**Instructions for the task**
Copy each line of the data below with the word "investing".
----
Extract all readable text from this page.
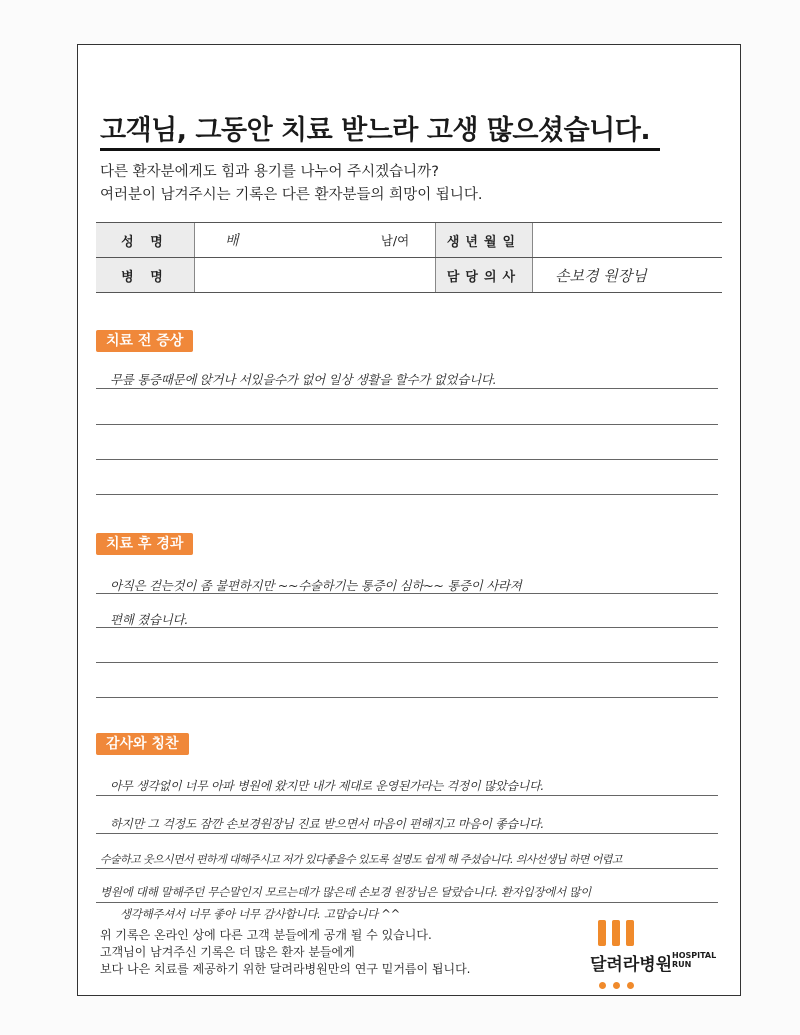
고객님, 그동안 치료 받느라 고생 많으셨습니다.
다른 환자분에게도 힘과 용기를 나누어 주시겠습니까?
여러분이 남겨주시는 기록은 다른 환자분들의 희망이 됩니다.
성 명	배	남/여	생년월일	
병 명			담당의사	손보경 원장님
치료 전 증상
무릎 통증때문에 앉거나 서있을수가 없어 일상 생활을 할수가 없었습니다.
치료 후 경과
아직은 걷는것이 좀 불편하지만 ~~수술하기는 통증이 심하~~ 통증이 사라져
편해 졌습니다.
감사와 칭찬
아무 생각없이 너무 아파 병원에 왔지만 내가 제대로 운영된가라는 걱정이 많았습니다.
하지만 그 걱정도 잠깐 손보경원장님 진료 받으면서 마음이 편해지고 마음이 좋습니다.
수술하고 웃으시면서 편하게 대해주시고 저가 있다좋을수 있도록 설명도 쉽게 해 주셨습니다. 의사선생님 하면 어렵고
병원에 대해 말해주던 무슨말인지 모르는데가 많은데 손보경 원장님은 달랐습니다. 환자입장에서 많이
생각해주셔서 너무 좋아 너무 감사합니다. 고맙습니다 ^^
위 기록은 온라인 상에 다른 고객 분들에게 공개 될 수 있습니다.
고객님이 남겨주신 기록은 더 많은 환자 분들에게
보다 나은 치료를 제공하기 위한 달려라병원만의 연구 밑거름이 됩니다.	달려라병원 HOSPITAL
RUN
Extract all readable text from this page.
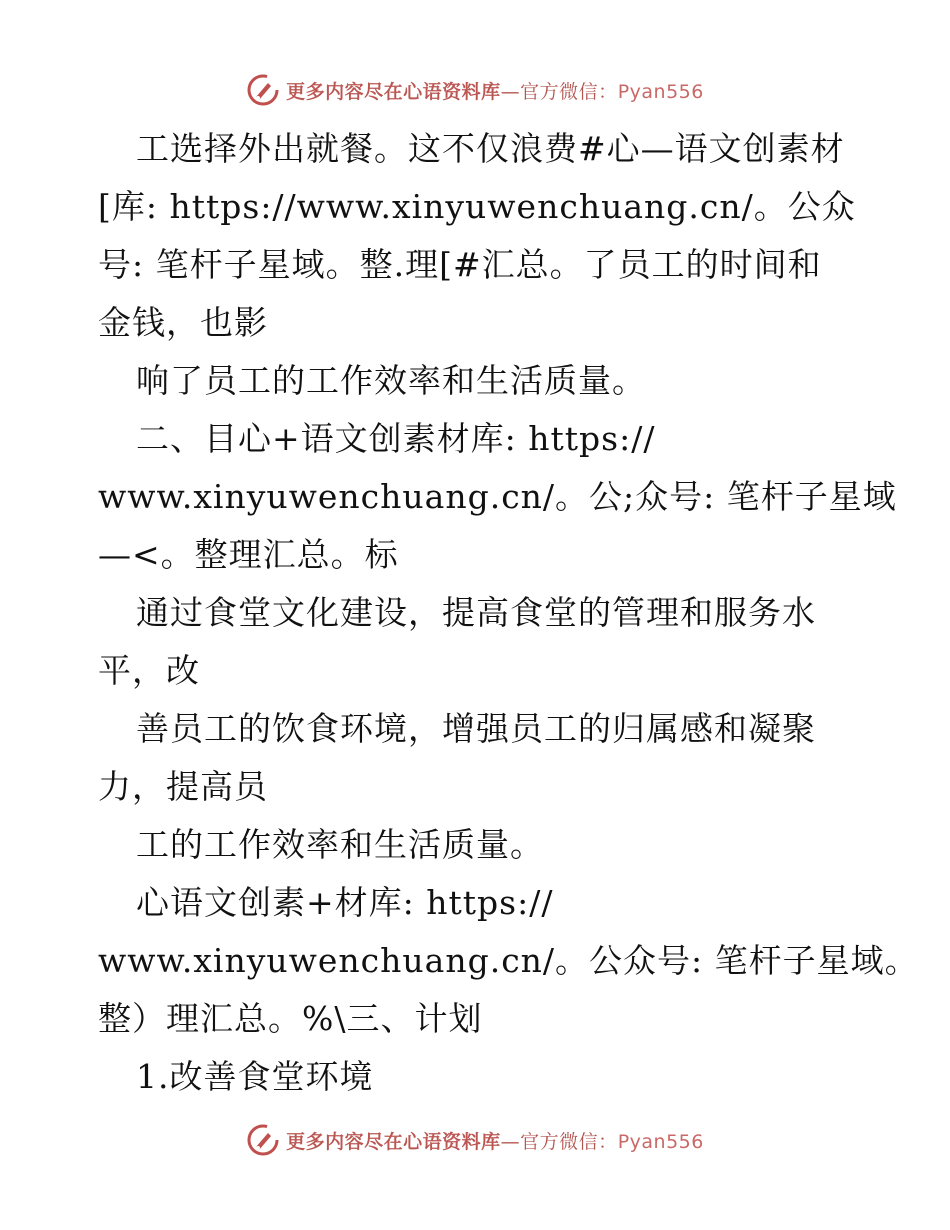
更多内容尽在心语资料库—官方微信：Pyan556
工选择外出就餐。这不仅浪费#心—语文创素材
[库: https://www.xinyuwenchuang.cn/。公众
号: 笔杆子星域。整.理[#汇总。了员工的时间和
金钱，也影
响了员工的工作效率和生活质量。
二、目心+语文创素材库: https://
www.xinyuwenchuang.cn/。公;众号: 笔杆子星域
—<。整理汇总。标
通过食堂文化建设，提高食堂的管理和服务水
平，改
善员工的饮食环境，增强员工的归属感和凝聚
力，提高员
工的工作效率和生活质量。
心语文创素+材库: https://
www.xinyuwenchuang.cn/。公众号: 笔杆子星域。
整）理汇总。%\三、计划
1.改善食堂环境
更多内容尽在心语资料库—官方微信：Pyan556
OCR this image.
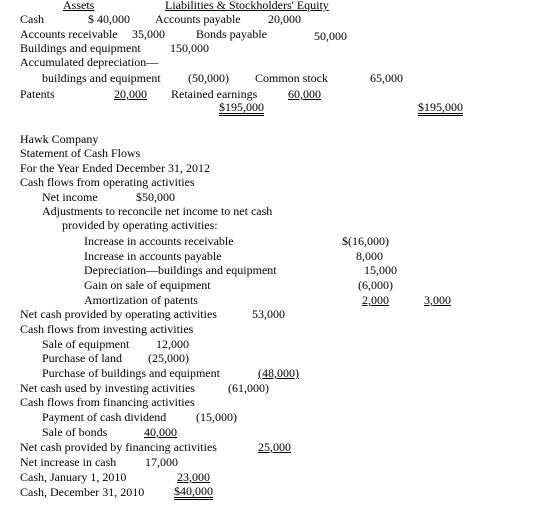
Assets	Liabilities & Stockholders' Equity
Cash	$ 40,000 Accounts payable 20,000
Accounts receivable 35,000	Bonds payable	50,000
Buildings and equipment 150,000
Accumulated depreciation—
buildings and equipment (50,000) Common stock	65,000
Patents	20,000 Retained earnings	60,000
$195,000	$195,000
Hawk Company
Statement of Cash Flows
For the Year Ended December 31, 2012
Cash flows from operating activities
Net income	$50,000
Adjustments to reconcile net income to net cash
provided by operating activities:
Increase in accounts receivable	$(16,000)
Increase in accounts payable	8,000
Depreciation—buildings and equipment	15,000
Gain on sale of equipment	(6,000)
Amortization of patents	2,000	3,000
Net cash provided by operating activities	53,000
Cash flows from investing activities
Sale of equipment 12,000
Purchase of land (25,000)
Purchase of buildings and equipment	(48,000)
Net cash used by investing activities	(61,000)
Cash flows from financing activities
Payment of cash dividend (15,000)
Sale of bonds	40,000
Net cash provided by financing activities	25,000
Net increase in cash 17,000
Cash, January 1, 2010	23,000
Cash, December 31, 2010 $40,000
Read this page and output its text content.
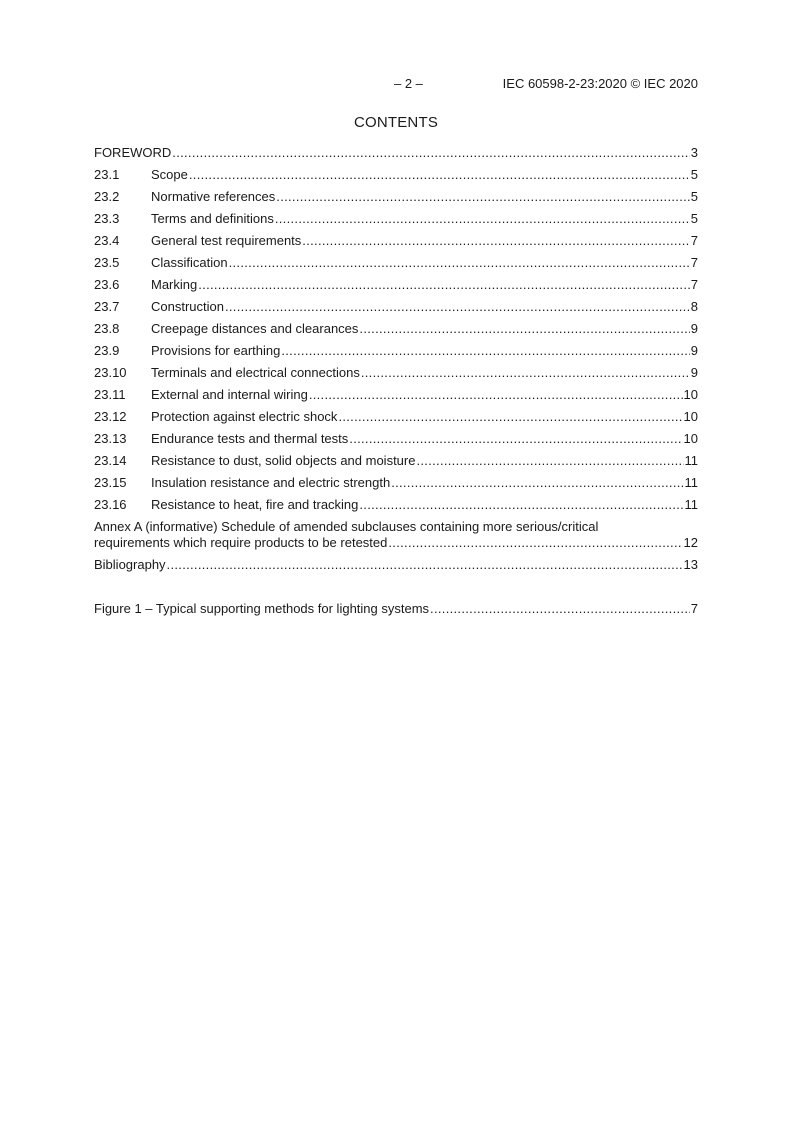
– 2 –	IEC 60598-2-23:2020 © IEC 2020
CONTENTS
FOREWORD .....	3
23.1	Scope .....	5
23.2	Normative references .....	5
23.3	Terms and definitions .....	5
23.4	General test requirements .....	7
23.5	Classification .....	7
23.6	Marking .....	7
23.7	Construction .....	8
23.8	Creepage distances and clearances .....	9
23.9	Provisions for earthing .....	9
23.10	Terminals and electrical connections .....	9
23.11	External and internal wiring .....	10
23.12	Protection against electric shock .....	10
23.13	Endurance tests and thermal tests .....	10
23.14	Resistance to dust, solid objects and moisture .....	11
23.15	Insulation resistance and electric strength .....	11
23.16	Resistance to heat, fire and tracking .....	11
Annex A (informative) Schedule of amended subclauses containing more serious/critical
requirements which require products to be retested .....	12
Bibliography .....	13
Figure 1 – Typical supporting methods for lighting systems .....	7
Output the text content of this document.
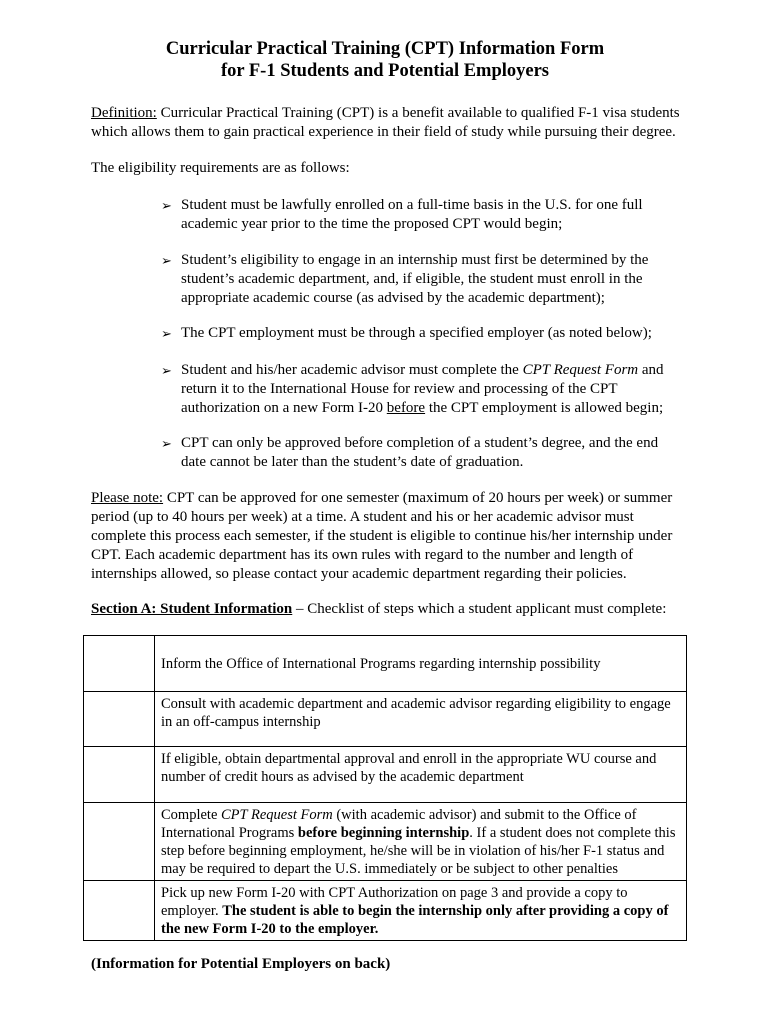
Curricular Practical Training (CPT) Information Form
for F-1 Students and Potential Employers
Definition: Curricular Practical Training (CPT) is a benefit available to qualified F-1 visa students which allows them to gain practical experience in their field of study while pursuing their degree.
The eligibility requirements are as follows:
➢ Student must be lawfully enrolled on a full-time basis in the U.S. for one full academic year prior to the time the proposed CPT would begin;
➢ Student’s eligibility to engage in an internship must first be determined by the student’s academic department, and, if eligible, the student must enroll in the appropriate academic course (as advised by the academic department);
➢ The CPT employment must be through a specified employer (as noted below);
➢ Student and his/her academic advisor must complete the CPT Request Form and return it to the International House for review and processing of the CPT authorization on a new Form I-20 before the CPT employment is allowed begin;
➢ CPT can only be approved before completion of a student’s degree, and the end date cannot be later than the student’s date of graduation.
Please note: CPT can be approved for one semester (maximum of 20 hours per week) or summer period (up to 40 hours per week) at a time. A student and his or her academic advisor must complete this process each semester, if the student is eligible to continue his/her internship under CPT. Each academic department has its own rules with regard to the number and length of internships allowed, so please contact your academic department regarding their policies.
Section A: Student Information – Checklist of steps which a student applicant must complete:
	Inform the Office of International Programs regarding internship possibility
	Consult with academic department and academic advisor regarding eligibility to engage in an off-campus internship
	If eligible, obtain departmental approval and enroll in the appropriate WU course and number of credit hours as advised by the academic department
	Complete CPT Request Form (with academic advisor) and submit to the Office of International Programs before beginning internship. If a student does not complete this step before beginning employment, he/she will be in violation of his/her F-1 status and may be required to depart the U.S. immediately or be subject to other penalties
	Pick up new Form I-20 with CPT Authorization on page 3 and provide a copy to employer. The student is able to begin the internship only after providing a copy of the new Form I-20 to the employer.
(Information for Potential Employers on back)
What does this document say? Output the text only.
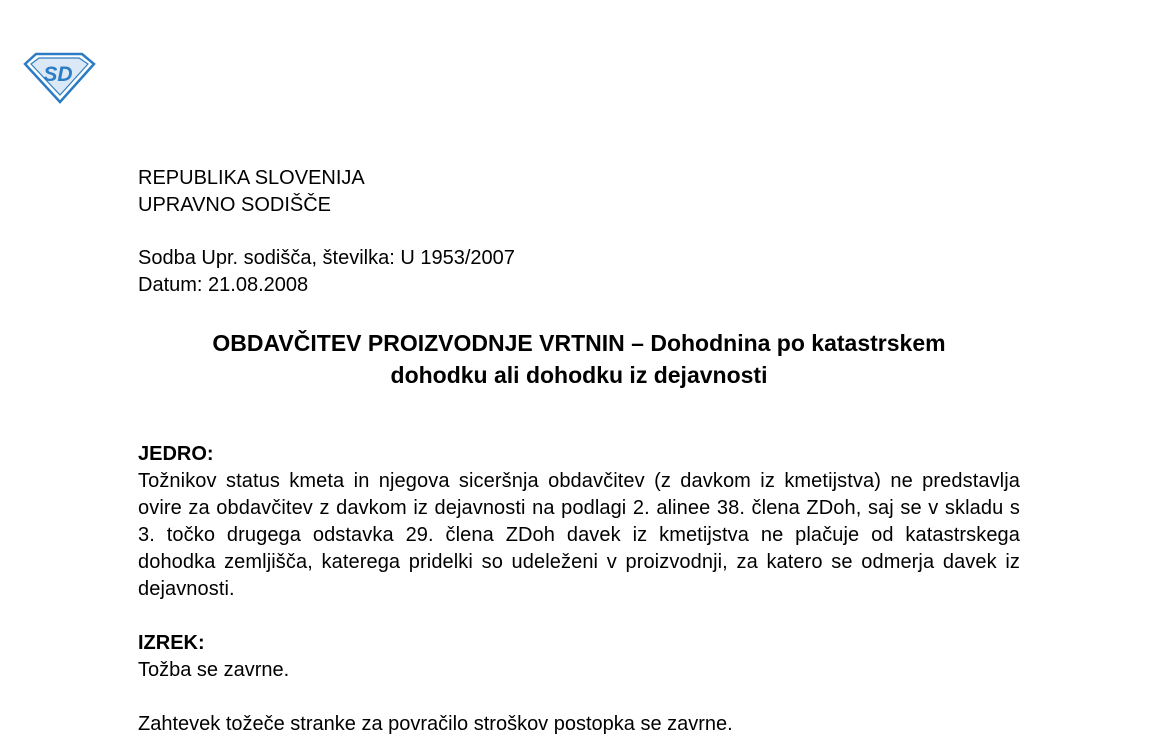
SD
REPUBLIKA SLOVENIJA
UPRAVNO SODIŠČE
Sodba Upr. sodišča, številka: U 1953/2007
Datum: 21.08.2008
OBDAVČITEV PROIZVODNJE VRTNIN – Dohodnina po katastrskem
dohodku ali dohodku iz dejavnosti
JEDRO:
Tožnikov status kmeta in njegova siceršnja obdavčitev (z davkom iz kmetijstva) ne predstavlja ovire za obdavčitev z davkom iz dejavnosti na podlagi 2. alinee 38. člena ZDoh, saj se v skladu s 3. točko drugega odstavka 29. člena ZDoh davek iz kmetijstva ne plačuje od katastrskega dohodka zemljišča, katerega pridelki so udeleženi v proizvodnji, za katero se odmerja davek iz dejavnosti.
IZREK:
Tožba se zavrne.
Zahtevek tožeče stranke za povračilo stroškov postopka se zavrne.
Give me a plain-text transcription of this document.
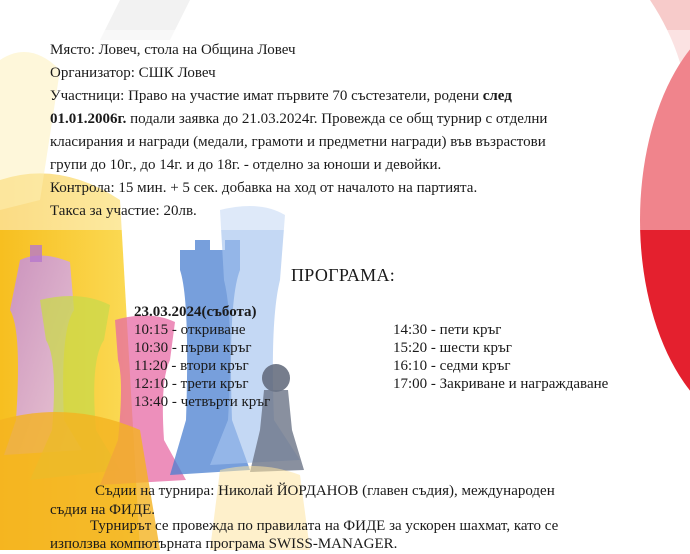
Място: Ловеч, стола на Община Ловеч
Организатор: СШК Ловеч
Участници: Право на участие имат първите 70 състезатели, родени след
01.01.2006г. подали заявка до 21.03.2024г. Провежда се общ турнир с отделни
класирания и награди (медали, грамоти и предметни награди) във възрастови
групи до 10г., до 14г. и до 18г. - отделно за юноши и девойки.
Контрола: 15 мин. + 5 сек. добавка на ход от началото на партията.
Такса за участие: 20лв.
ПРОГРАМА:
23.03.2024(събота)
10:15 - откриване
10:30 - първи кръг
11:20 - втори кръг
12:10 - трети кръг
13:40 - четвърти кръг
14:30 - пети кръг
15:20 - шести кръг
16:10 - седми кръг
17:00 - Закриване и награждаване
Съдии на турнира: Николай ЙОРДАНОВ (главен съдия), международен
съдия на ФИДЕ.
Турнирът се провежда по правилата на ФИДЕ за ускорен шахмат, като се
използва компютърната програма SWISS-MANAGER.
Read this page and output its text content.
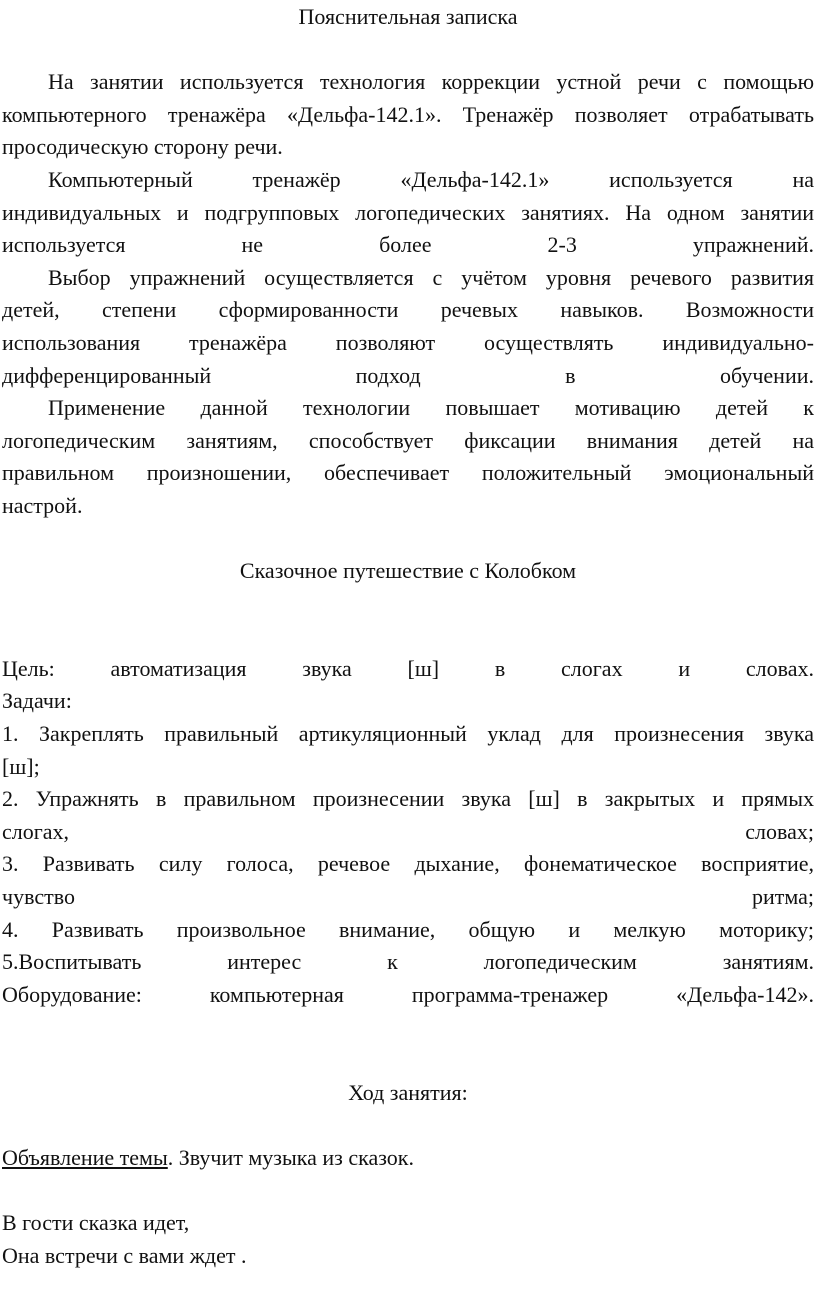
Пояснительная записка

На занятии используется технология коррекции устной речи с помощью

компьютерного тренажёра «Дельфа-142.1». Тренажёр позволяет отрабатывать

просодическую сторону речи.

Компьютерный тренажёр «Дельфа-142.1» используется на

индивидуальных и подгрупповых логопедических занятиях. На одном занятии

используется не более 2-3 упражнений.

Выбор упражнений осуществляется с учётом уровня речевого развития

детей, степени сформированности речевых навыков. Возможности

использования тренажёра позволяют осуществлять индивидуально-

дифференцированный подход в обучении.

Применение данной технологии повышает мотивацию детей к

логопедическим занятиям, способствует фиксации внимания детей на

правильном произношении, обеспечивает положительный эмоциональный

настрой.

Сказочное путешествие с Колобком

Цель: автоматизация звука [ш] в слогах и словах.

Задачи:

1. Закреплять правильный артикуляционный уклад для произнесения звука

[ш];

2. Упражнять в правильном произнесении звука [ш] в закрытых и прямых

слогах, словах;

3. Развивать силу голоса, речевое дыхание, фонематическое восприятие,

чувство ритма;

4. Развивать произвольное внимание, общую и мелкую моторику;

5.Воспитывать интерес к логопедическим занятиям.

Оборудование: компьютерная программа-тренажер «Дельфа-142».

Ход занятия:

Объявление темы. Звучит музыка из сказок.

В гости сказка идет,

Она встречи с вами ждет .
----
**Full answer**
Cash flows from investing activities
Net cash used by investing activities	(61,000)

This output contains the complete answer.